**The task:** Work out the number of lines in the records that include the word "край"; reply with that number alone.

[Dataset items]
↓↓↓
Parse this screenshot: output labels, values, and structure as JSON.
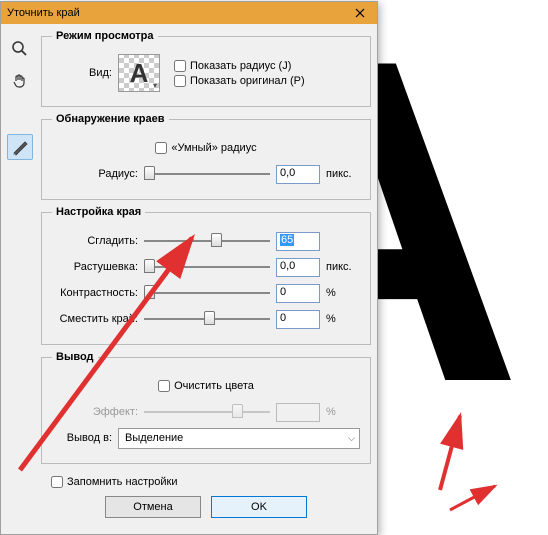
{
  "window": {
    "title": "Уточнить край"
  },
  "view": {
    "legend": "Режим просмотра",
    "vid_label": "Вид:",
    "show_radius": "Показать радиус (J)",
    "show_original": "Показать оригинал (P)"
  },
  "edge_detect": {
    "legend": "Обнаружение краев",
    "smart_radius": "«Умный» радиус",
    "radius_label": "Радиус:",
    "radius_value": "0,0",
    "radius_unit": "пикс."
  },
  "adjust": {
    "legend": "Настройка края",
    "smooth_label": "Сгладить:",
    "smooth_value": "65",
    "feather_label": "Растушевка:",
    "feather_value": "0,0",
    "feather_unit": "пикс.",
    "contrast_label": "Контрастность:",
    "contrast_value": "0",
    "contrast_unit": "%",
    "shift_label": "Сместить край:",
    "shift_value": "0",
    "shift_unit": "%"
  },
  "output": {
    "legend": "Вывод",
    "decontaminate": "Очистить цвета",
    "effect_label": "Эффект:",
    "effect_unit": "%",
    "output_to_label": "Вывод в:",
    "output_to_value": "Выделение"
  },
  "remember": "Запомнить настройки",
  "buttons": {
    "cancel": "Отмена",
    "ok": "OK"
  }
}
↑↑↑
**Expected answer:** 2